### [Instructions for the task]
Determine how many lines include the string "medicine". Output that number only.

start Records for this task

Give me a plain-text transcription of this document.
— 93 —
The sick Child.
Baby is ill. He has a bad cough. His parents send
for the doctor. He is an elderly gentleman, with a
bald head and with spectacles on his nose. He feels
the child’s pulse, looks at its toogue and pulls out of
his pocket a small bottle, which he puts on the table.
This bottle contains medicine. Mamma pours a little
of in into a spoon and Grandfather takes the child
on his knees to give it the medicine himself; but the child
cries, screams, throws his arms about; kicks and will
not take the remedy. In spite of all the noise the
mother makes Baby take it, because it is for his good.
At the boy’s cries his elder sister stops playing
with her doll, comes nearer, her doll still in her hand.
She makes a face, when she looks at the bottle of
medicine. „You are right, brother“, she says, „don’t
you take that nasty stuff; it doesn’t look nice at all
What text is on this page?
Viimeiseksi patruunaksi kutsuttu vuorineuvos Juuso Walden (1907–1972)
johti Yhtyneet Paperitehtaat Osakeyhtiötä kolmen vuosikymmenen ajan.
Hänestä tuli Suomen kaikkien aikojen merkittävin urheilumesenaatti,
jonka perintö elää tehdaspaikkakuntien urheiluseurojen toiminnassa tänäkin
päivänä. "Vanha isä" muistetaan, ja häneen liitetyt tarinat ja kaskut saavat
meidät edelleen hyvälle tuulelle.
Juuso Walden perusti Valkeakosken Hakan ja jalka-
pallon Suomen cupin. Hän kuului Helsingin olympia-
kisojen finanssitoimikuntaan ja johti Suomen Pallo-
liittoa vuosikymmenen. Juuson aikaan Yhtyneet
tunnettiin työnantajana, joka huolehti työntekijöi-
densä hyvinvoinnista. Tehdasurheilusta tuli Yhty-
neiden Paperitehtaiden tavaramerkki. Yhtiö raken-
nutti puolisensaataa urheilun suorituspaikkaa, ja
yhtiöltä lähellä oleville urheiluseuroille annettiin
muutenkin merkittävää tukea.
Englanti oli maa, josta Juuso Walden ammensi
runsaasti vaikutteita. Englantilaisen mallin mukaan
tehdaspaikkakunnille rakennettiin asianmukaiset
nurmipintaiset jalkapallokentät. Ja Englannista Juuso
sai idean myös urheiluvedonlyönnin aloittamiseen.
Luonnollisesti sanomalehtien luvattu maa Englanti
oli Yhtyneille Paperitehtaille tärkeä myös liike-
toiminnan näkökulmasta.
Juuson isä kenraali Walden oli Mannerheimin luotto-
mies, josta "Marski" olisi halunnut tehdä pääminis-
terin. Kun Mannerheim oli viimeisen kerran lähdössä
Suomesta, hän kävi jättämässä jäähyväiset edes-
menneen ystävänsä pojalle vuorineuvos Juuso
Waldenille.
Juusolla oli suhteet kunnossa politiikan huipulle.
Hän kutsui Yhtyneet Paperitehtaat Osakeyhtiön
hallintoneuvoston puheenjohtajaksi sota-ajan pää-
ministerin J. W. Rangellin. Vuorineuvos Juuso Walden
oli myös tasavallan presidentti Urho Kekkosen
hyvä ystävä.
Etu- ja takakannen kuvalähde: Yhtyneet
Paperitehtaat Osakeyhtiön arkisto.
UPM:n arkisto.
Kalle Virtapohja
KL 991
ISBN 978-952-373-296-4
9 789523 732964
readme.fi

end Records for this task

### [Task solution]
3